▸ Records
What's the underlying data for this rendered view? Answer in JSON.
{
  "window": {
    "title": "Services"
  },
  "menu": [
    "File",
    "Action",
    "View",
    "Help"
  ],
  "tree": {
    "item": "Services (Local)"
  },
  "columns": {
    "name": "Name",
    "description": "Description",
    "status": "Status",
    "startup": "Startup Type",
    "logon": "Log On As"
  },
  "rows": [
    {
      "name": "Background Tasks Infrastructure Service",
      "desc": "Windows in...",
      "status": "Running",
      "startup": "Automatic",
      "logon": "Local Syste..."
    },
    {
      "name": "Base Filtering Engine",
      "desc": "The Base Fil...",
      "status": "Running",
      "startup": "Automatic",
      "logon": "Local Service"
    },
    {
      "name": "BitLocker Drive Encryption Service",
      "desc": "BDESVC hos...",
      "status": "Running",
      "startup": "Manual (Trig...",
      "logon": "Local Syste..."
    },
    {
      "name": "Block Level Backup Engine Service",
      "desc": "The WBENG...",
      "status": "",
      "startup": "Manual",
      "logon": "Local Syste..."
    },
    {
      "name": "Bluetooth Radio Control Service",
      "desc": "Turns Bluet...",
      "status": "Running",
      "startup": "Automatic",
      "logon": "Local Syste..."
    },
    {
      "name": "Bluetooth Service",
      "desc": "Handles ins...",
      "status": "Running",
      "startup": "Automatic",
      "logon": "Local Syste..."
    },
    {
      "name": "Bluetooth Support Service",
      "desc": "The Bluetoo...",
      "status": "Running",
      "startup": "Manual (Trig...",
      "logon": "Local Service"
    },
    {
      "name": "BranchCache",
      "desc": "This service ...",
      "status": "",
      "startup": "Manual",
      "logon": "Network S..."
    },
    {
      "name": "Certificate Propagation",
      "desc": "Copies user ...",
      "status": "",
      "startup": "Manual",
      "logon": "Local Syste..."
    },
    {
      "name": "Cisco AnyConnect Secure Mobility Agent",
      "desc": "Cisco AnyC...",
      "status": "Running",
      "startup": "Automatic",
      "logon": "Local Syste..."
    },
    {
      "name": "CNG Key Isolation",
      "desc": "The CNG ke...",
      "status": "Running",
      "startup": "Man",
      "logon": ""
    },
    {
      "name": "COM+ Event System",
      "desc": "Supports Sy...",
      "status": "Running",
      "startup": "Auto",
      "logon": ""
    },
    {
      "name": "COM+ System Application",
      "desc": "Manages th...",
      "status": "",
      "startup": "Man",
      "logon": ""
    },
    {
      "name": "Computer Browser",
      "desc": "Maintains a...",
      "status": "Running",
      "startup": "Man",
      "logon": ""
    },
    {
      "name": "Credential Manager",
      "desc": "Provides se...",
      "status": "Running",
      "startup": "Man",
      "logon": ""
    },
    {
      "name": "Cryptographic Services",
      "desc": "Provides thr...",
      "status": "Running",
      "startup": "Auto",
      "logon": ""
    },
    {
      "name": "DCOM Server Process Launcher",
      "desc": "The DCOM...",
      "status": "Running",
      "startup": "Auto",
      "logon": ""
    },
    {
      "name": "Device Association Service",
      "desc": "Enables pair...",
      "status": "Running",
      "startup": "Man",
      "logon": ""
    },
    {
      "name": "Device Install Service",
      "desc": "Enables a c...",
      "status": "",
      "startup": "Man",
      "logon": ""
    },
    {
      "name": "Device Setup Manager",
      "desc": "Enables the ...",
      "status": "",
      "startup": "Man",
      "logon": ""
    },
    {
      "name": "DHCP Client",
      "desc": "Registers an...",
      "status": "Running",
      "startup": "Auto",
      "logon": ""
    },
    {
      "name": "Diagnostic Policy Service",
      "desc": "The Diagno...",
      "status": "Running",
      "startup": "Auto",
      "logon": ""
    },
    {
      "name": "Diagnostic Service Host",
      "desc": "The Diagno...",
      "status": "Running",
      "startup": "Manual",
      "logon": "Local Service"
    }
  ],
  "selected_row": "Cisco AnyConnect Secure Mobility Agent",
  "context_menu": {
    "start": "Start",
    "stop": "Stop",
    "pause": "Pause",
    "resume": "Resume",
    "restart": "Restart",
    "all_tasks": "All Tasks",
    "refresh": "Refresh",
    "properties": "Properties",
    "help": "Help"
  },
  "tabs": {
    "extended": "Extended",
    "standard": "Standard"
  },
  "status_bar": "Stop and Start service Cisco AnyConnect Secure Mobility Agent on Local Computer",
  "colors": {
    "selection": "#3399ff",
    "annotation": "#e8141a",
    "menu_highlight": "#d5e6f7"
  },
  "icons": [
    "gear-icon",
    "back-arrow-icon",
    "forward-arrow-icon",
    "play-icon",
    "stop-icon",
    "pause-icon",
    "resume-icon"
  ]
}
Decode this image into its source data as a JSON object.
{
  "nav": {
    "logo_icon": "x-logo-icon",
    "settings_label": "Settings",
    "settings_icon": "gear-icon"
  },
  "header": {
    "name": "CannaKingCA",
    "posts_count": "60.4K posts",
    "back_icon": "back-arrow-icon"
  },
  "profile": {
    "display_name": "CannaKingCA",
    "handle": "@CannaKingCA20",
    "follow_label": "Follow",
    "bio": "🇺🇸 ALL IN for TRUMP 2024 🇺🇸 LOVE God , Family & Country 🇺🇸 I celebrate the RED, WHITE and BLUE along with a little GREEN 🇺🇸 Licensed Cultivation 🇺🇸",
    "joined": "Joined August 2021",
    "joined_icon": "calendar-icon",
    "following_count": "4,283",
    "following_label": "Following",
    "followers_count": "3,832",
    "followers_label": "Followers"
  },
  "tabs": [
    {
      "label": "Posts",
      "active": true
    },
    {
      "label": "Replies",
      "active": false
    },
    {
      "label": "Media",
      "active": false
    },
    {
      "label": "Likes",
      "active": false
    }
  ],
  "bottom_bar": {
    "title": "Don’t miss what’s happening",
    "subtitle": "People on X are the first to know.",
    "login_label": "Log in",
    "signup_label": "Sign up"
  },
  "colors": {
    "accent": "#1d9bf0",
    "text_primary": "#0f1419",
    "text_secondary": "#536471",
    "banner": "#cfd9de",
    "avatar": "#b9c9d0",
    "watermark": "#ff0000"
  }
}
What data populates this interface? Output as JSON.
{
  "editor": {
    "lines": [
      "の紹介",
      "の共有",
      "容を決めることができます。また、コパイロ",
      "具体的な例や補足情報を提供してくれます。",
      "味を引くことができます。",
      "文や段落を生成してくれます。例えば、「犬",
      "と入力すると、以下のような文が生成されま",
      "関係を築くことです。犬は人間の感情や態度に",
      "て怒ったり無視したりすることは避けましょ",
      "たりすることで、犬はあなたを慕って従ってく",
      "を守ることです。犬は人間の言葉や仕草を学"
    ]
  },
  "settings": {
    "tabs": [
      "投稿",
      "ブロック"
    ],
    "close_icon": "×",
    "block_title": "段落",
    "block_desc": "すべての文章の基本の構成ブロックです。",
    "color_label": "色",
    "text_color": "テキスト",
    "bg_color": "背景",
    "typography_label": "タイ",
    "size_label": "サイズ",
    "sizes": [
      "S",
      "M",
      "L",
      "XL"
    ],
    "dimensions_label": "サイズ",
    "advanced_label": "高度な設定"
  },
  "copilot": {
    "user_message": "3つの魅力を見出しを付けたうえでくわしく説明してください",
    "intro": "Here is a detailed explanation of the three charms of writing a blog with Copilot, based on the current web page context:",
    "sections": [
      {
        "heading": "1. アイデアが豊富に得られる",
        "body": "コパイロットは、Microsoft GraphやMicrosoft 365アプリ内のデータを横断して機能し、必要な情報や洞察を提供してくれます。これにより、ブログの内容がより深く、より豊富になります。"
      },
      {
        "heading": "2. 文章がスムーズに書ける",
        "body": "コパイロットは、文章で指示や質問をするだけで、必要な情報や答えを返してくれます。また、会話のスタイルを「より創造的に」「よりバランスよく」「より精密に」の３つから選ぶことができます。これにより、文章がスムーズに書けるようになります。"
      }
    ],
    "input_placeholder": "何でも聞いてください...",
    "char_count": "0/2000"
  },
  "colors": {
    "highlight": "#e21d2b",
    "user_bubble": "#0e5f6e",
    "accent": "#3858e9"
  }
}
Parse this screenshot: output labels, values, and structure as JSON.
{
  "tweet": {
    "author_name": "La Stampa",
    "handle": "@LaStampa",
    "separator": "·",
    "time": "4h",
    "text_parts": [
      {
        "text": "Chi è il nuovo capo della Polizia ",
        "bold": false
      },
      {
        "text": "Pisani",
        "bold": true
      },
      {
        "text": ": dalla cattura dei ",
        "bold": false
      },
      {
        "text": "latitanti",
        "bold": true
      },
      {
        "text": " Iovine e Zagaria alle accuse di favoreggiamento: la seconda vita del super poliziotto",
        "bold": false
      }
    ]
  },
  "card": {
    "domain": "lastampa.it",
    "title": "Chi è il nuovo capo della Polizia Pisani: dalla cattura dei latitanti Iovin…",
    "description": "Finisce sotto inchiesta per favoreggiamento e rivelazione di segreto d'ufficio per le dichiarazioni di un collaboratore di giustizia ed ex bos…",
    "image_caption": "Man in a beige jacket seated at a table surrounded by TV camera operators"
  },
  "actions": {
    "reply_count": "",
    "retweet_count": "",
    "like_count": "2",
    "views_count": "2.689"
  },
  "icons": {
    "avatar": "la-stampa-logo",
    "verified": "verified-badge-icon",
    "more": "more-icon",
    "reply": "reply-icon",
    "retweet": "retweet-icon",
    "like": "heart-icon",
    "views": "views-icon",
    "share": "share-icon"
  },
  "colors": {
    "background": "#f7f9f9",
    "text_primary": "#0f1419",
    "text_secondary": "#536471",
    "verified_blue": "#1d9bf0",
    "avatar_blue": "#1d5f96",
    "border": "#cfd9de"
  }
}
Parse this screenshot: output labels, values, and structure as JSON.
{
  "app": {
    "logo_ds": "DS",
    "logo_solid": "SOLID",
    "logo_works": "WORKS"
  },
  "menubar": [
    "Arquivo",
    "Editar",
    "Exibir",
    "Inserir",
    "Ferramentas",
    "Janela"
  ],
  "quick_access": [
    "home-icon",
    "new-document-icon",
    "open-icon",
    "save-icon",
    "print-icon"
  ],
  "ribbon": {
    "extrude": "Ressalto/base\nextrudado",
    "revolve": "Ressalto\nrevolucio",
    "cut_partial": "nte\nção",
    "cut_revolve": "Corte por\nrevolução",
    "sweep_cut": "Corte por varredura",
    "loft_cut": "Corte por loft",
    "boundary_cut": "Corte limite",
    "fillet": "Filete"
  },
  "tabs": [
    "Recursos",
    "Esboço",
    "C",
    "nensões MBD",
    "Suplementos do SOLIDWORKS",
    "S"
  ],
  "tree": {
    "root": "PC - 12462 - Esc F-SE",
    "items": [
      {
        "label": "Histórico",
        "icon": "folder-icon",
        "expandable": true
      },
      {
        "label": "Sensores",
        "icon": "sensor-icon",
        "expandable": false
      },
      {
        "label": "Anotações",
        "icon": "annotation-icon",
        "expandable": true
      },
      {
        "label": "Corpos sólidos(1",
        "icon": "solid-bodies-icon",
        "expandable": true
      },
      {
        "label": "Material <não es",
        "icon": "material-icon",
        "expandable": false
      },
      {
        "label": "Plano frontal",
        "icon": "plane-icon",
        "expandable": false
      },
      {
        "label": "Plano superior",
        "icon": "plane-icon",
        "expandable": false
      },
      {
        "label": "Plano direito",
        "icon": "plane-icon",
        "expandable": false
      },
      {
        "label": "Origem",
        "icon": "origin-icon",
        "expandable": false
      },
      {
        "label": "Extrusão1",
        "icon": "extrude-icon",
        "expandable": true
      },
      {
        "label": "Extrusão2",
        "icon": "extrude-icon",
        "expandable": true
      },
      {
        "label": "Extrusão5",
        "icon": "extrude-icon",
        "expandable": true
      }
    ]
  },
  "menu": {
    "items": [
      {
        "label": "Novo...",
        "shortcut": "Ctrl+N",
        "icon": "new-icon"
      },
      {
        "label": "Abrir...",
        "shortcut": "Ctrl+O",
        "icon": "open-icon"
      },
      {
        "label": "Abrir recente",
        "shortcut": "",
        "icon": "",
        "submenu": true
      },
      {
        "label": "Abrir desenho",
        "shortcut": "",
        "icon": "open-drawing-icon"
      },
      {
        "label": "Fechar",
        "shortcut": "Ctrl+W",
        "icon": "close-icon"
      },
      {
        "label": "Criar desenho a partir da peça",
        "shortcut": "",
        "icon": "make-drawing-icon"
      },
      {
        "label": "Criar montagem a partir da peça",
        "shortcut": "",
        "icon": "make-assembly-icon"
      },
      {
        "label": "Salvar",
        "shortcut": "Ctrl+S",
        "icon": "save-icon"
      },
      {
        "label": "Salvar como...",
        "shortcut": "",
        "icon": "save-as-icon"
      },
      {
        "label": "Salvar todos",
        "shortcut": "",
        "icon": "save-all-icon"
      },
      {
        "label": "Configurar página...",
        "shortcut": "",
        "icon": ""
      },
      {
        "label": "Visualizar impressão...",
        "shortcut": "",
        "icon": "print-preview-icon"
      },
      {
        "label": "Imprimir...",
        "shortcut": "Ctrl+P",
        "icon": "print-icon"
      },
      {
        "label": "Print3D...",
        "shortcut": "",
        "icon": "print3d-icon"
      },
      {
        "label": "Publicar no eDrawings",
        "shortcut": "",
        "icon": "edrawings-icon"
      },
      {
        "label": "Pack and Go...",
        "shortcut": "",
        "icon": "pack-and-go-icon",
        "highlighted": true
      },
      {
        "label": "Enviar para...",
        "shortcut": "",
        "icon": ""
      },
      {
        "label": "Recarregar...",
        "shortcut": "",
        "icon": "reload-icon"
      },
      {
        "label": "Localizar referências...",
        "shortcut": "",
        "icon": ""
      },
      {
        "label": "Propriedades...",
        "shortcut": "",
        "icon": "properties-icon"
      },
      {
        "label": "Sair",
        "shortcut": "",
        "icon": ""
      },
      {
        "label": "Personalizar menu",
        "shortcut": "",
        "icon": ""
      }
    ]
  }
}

▸ Task
Select, from the listing, all lines that include the word "Manager".

▸ Response
      "name": "Credential Manager",
      "name": "Device Setup Manager",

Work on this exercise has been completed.